>>

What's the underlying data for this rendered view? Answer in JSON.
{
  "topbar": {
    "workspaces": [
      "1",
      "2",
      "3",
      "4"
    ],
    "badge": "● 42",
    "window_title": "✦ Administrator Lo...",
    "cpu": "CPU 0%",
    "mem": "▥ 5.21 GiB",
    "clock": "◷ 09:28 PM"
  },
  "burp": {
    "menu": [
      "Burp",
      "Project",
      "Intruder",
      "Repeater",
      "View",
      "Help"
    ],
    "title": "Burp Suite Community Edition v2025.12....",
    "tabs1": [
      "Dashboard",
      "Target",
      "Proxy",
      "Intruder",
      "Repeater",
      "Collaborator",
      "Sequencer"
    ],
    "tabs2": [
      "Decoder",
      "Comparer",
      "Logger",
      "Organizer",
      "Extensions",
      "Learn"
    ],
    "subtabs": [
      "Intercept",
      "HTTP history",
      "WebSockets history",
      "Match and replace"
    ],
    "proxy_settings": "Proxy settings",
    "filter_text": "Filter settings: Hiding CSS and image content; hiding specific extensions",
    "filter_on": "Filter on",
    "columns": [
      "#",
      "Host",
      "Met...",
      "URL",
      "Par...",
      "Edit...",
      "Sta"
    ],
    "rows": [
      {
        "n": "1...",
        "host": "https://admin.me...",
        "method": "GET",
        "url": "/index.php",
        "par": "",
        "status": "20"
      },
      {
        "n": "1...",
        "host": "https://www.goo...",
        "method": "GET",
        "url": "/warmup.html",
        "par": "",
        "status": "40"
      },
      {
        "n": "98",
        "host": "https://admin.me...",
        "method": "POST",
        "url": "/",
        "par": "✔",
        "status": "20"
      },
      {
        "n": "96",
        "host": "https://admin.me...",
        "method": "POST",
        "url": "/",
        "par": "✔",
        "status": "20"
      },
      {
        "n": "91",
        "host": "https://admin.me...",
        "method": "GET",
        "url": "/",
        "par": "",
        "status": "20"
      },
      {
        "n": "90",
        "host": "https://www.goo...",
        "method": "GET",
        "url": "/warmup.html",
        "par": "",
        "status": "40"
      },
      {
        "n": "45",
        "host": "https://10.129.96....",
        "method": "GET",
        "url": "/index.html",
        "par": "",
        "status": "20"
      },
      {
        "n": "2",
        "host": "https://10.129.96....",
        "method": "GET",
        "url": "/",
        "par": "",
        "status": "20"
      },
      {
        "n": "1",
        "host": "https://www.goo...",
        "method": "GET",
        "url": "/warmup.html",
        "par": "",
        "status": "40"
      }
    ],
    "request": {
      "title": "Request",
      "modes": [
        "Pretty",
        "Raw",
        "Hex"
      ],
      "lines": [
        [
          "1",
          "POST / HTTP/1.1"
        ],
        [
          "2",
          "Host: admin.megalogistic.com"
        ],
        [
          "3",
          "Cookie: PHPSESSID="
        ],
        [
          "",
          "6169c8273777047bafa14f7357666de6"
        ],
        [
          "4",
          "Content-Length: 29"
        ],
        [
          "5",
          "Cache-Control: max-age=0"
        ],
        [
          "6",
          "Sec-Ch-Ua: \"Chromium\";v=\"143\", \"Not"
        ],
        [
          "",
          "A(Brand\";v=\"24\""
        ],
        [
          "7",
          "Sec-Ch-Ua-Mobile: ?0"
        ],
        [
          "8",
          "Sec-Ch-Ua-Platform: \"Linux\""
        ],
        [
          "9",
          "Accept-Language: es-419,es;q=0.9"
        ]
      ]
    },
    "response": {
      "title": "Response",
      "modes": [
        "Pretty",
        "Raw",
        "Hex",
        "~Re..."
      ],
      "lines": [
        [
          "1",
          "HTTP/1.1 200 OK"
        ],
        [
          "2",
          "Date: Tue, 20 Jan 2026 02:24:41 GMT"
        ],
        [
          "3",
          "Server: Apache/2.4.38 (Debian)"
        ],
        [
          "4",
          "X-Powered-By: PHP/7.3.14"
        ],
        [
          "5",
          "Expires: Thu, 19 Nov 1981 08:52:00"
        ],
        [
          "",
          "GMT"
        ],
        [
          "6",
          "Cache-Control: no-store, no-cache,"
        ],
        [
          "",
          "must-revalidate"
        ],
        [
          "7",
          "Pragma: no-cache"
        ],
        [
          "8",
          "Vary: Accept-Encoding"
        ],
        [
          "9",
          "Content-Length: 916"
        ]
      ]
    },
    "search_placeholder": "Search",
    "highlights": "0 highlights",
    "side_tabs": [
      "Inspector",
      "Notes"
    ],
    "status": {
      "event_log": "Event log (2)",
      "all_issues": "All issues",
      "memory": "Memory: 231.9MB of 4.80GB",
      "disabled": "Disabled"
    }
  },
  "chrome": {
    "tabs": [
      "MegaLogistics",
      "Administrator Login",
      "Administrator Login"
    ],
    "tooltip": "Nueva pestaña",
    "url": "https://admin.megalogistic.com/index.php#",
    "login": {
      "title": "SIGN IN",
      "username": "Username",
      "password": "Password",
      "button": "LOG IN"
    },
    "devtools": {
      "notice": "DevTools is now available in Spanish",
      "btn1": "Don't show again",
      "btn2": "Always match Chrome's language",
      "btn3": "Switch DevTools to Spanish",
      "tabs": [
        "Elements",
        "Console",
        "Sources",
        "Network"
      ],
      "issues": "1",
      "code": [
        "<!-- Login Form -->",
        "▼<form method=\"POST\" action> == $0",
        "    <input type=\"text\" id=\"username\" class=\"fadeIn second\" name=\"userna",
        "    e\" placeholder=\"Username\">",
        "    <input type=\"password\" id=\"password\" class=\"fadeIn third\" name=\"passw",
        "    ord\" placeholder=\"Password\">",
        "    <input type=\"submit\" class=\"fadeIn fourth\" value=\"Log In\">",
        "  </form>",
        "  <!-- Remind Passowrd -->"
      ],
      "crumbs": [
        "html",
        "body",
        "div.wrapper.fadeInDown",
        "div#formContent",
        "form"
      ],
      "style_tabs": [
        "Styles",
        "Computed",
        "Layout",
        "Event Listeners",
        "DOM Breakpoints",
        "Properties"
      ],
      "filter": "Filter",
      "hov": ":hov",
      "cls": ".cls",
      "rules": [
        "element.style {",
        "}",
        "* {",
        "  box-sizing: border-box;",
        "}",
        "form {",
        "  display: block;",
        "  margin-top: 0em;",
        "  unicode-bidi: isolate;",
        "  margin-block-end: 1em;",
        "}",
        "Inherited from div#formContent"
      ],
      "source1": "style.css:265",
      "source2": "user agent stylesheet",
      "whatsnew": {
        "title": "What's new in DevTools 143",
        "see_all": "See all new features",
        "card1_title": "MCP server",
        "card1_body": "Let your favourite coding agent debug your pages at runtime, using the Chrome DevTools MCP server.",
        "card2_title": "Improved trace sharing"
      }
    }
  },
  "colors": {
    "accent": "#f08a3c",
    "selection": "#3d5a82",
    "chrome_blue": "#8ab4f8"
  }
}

<<

Reproduce the entries above in full by retyping them exactly.

What's the underlying data for this rendered view? Answer in JSON.
{
  "topbar": {
    "workspaces": [
      "1",
      "2",
      "3",
      "4"
    ],
    "badge": "● 42",
    "window_title": "✦ Administrator Lo...",
    "cpu": "CPU 0%",
    "mem": "▥ 5.21 GiB",
    "clock": "◷ 09:28 PM"
  },
  "burp": {
    "menu": [
      "Burp",
      "Project",
      "Intruder",
      "Repeater",
      "View",
      "Help"
    ],
    "title": "Burp Suite Community Edition v2025.12....",
    "tabs1": [
      "Dashboard",
      "Target",
      "Proxy",
      "Intruder",
      "Repeater",
      "Collaborator",
      "Sequencer"
    ],
    "tabs2": [
      "Decoder",
      "Comparer",
      "Logger",
      "Organizer",
      "Extensions",
      "Learn"
    ],
    "subtabs": [
      "Intercept",
      "HTTP history",
      "WebSockets history",
      "Match and replace"
    ],
    "proxy_settings": "Proxy settings",
    "filter_text": "Filter settings: Hiding CSS and image content; hiding specific extensions",
    "filter_on": "Filter on",
    "columns": [
      "#",
      "Host",
      "Met...",
      "URL",
      "Par...",
      "Edit...",
      "Sta"
    ],
    "rows": [
      {
        "n": "1...",
        "host": "https://admin.me...",
        "method": "GET",
        "url": "/index.php",
        "par": "",
        "status": "20"
      },
      {
        "n": "1...",
        "host": "https://www.goo...",
        "method": "GET",
        "url": "/warmup.html",
        "par": "",
        "status": "40"
      },
      {
        "n": "98",
        "host": "https://admin.me...",
        "method": "POST",
        "url": "/",
        "par": "✔",
        "status": "20"
      },
      {
        "n": "96",
        "host": "https://admin.me...",
        "method": "POST",
        "url": "/",
        "par": "✔",
        "status": "20"
      },
      {
        "n": "91",
        "host": "https://admin.me...",
        "method": "GET",
        "url": "/",
        "par": "",
        "status": "20"
      },
      {
        "n": "90",
        "host": "https://www.goo...",
        "method": "GET",
        "url": "/warmup.html",
        "par": "",
        "status": "40"
      },
      {
        "n": "45",
        "host": "https://10.129.96....",
        "method": "GET",
        "url": "/index.html",
        "par": "",
        "status": "20"
      },
      {
        "n": "2",
        "host": "https://10.129.96....",
        "method": "GET",
        "url": "/",
        "par": "",
        "status": "20"
      },
      {
        "n": "1",
        "host": "https://www.goo...",
        "method": "GET",
        "url": "/warmup.html",
        "par": "",
        "status": "40"
      }
    ],
    "request": {
      "title": "Request",
      "modes": [
        "Pretty",
        "Raw",
        "Hex"
      ],
      "lines": [
        [
          "1",
          "POST / HTTP/1.1"
        ],
        [
          "2",
          "Host: admin.megalogistic.com"
        ],
        [
          "3",
          "Cookie: PHPSESSID="
        ],
        [
          "",
          "6169c8273777047bafa14f7357666de6"
        ],
        [
          "4",
          "Content-Length: 29"
        ],
        [
          "5",
          "Cache-Control: max-age=0"
        ],
        [
          "6",
          "Sec-Ch-Ua: \"Chromium\";v=\"143\", \"Not"
        ],
        [
          "",
          "A(Brand\";v=\"24\""
        ],
        [
          "7",
          "Sec-Ch-Ua-Mobile: ?0"
        ],
        [
          "8",
          "Sec-Ch-Ua-Platform: \"Linux\""
        ],
        [
          "9",
          "Accept-Language: es-419,es;q=0.9"
        ]
      ]
    },
    "response": {
      "title": "Response",
      "modes": [
        "Pretty",
        "Raw",
        "Hex",
        "~Re..."
      ],
      "lines": [
        [
          "1",
          "HTTP/1.1 200 OK"
        ],
        [
          "2",
          "Date: Tue, 20 Jan 2026 02:24:41 GMT"
        ],
        [
          "3",
          "Server: Apache/2.4.38 (Debian)"
        ],
        [
          "4",
          "X-Powered-By: PHP/7.3.14"
        ],
        [
          "5",
          "Expires: Thu, 19 Nov 1981 08:52:00"
        ],
        [
          "",
          "GMT"
        ],
        [
          "6",
          "Cache-Control: no-store, no-cache,"
        ],
        [
          "",
          "must-revalidate"
        ],
        [
          "7",
          "Pragma: no-cache"
        ],
        [
          "8",
          "Vary: Accept-Encoding"
        ],
        [
          "9",
          "Content-Length: 916"
        ]
      ]
    },
    "search_placeholder": "Search",
    "highlights": "0 highlights",
    "side_tabs": [
      "Inspector",
      "Notes"
    ],
    "status": {
      "event_log": "Event log (2)",
      "all_issues": "All issues",
      "memory": "Memory: 231.9MB of 4.80GB",
      "disabled": "Disabled"
    }
  },
  "chrome": {
    "tabs": [
      "MegaLogistics",
      "Administrator Login",
      "Administrator Login"
    ],
    "tooltip": "Nueva pestaña",
    "url": "https://admin.megalogistic.com/index.php#",
    "login": {
      "title": "SIGN IN",
      "username": "Username",
      "password": "Password",
      "button": "LOG IN"
    },
    "devtools": {
      "notice": "DevTools is now available in Spanish",
      "btn1": "Don't show again",
      "btn2": "Always match Chrome's language",
      "btn3": "Switch DevTools to Spanish",
      "tabs": [
        "Elements",
        "Console",
        "Sources",
        "Network"
      ],
      "issues": "1",
      "code": [
        "<!-- Login Form -->",
        "▼<form method=\"POST\" action> == $0",
        "    <input type=\"text\" id=\"username\" class=\"fadeIn second\" name=\"userna",
        "    e\" placeholder=\"Username\">",
        "    <input type=\"password\" id=\"password\" class=\"fadeIn third\" name=\"passw",
        "    ord\" placeholder=\"Password\">",
        "    <input type=\"submit\" class=\"fadeIn fourth\" value=\"Log In\">",
        "  </form>",
        "  <!-- Remind Passowrd -->"
      ],
      "crumbs": [
        "html",
        "body",
        "div.wrapper.fadeInDown",
        "div#formContent",
        "form"
      ],
      "style_tabs": [
        "Styles",
        "Computed",
        "Layout",
        "Event Listeners",
        "DOM Breakpoints",
        "Properties"
      ],
      "filter": "Filter",
      "hov": ":hov",
      "cls": ".cls",
      "rules": [
        "element.style {",
        "}",
        "* {",
        "  box-sizing: border-box;",
        "}",
        "form {",
        "  display: block;",
        "  margin-top: 0em;",
        "  unicode-bidi: isolate;",
        "  margin-block-end: 1em;",
        "}",
        "Inherited from div#formContent"
      ],
      "source1": "style.css:265",
      "source2": "user agent stylesheet",
      "whatsnew": {
        "title": "What's new in DevTools 143",
        "see_all": "See all new features",
        "card1_title": "MCP server",
        "card1_body": "Let your favourite coding agent debug your pages at runtime, using the Chrome DevTools MCP server.",
        "card2_title": "Improved trace sharing"
      }
    }
  },
  "colors": {
    "accent": "#f08a3c",
    "selection": "#3d5a82",
    "chrome_blue": "#8ab4f8"
  }
}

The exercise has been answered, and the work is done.